Saved data entries
****************

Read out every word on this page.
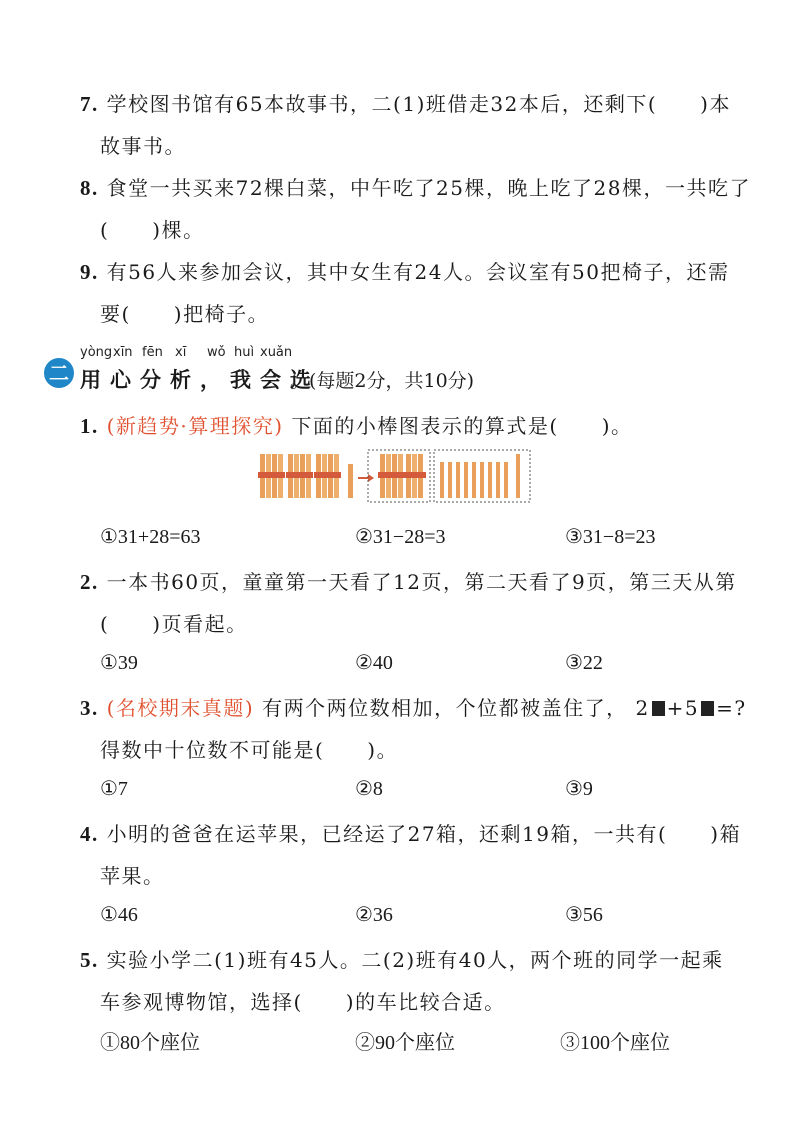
7. 学校图书馆有65本故事书，二(1)班借走32本后，还剩下(　　)本
故事书。
8. 食堂一共买来72棵白菜，中午吃了25棵，晚上吃了28棵，一共吃了
(　　)棵。
9. 有56人来参加会议，其中女生有24人。会议室有50把椅子，还需
要(　　)把椅子。
二
yòng xīn fēn xī wǒ huì xuǎn
用心分析，我会选
。(每题2分，共10分)
1. (新趋势·算理探究) 下面的小棒图表示的算式是(　　)。
①31+28=63	②31−28=3	③31−8=23
2. 一本书60页，童童第一天看了12页，第二天看了9页，第三天从第
(　　)页看起。
①39	②40	③22
3. (名校期末真题) 有两个两位数相加，个位都被盖住了， 2 +5 =?
得数中十位数不可能是(　　)。
①7	②8	③9
4. 小明的爸爸在运苹果，已经运了27箱，还剩19箱，一共有(　　)箱
苹果。
①46	②36	③56
5. 实验小学二(1)班有45人。二(2)班有40人，两个班的同学一起乘
车参观博物馆，选择(　　)的车比较合适。
①80个座位	②90个座位	③100个座位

****************

STATED GOAL: Quote the preceding records in their entirety, excluding every picture.

SOLUTION FOR THIS TASK:
Read out every word on this page.
7. 学校图书馆有65本故事书，二(1)班借走32本后，还剩下(　　)本
故事书。
8. 食堂一共买来72棵白菜，中午吃了25棵，晚上吃了28棵，一共吃了
(　　)棵。
9. 有56人来参加会议，其中女生有24人。会议室有50把椅子，还需
要(　　)把椅子。
二
yòng xīn fēn xī wǒ huì xuǎn
用心分析，我会选
。(每题2分，共10分)
1. (新趋势·算理探究) 下面的小棒图表示的算式是(　　)。
①31+28=63	②31−28=3	③31−8=23
2. 一本书60页，童童第一天看了12页，第二天看了9页，第三天从第
(　　)页看起。
①39	②40	③22
3. (名校期末真题) 有两个两位数相加，个位都被盖住了， 2 +5 =?
得数中十位数不可能是(　　)。
①7	②8	③9
4. 小明的爸爸在运苹果，已经运了27箱，还剩19箱，一共有(　　)箱
苹果。
①46	②36	③56
5. 实验小学二(1)班有45人。二(2)班有40人，两个班的同学一起乘
车参观博物馆，选择(　　)的车比较合适。
①80个座位	②90个座位	③100个座位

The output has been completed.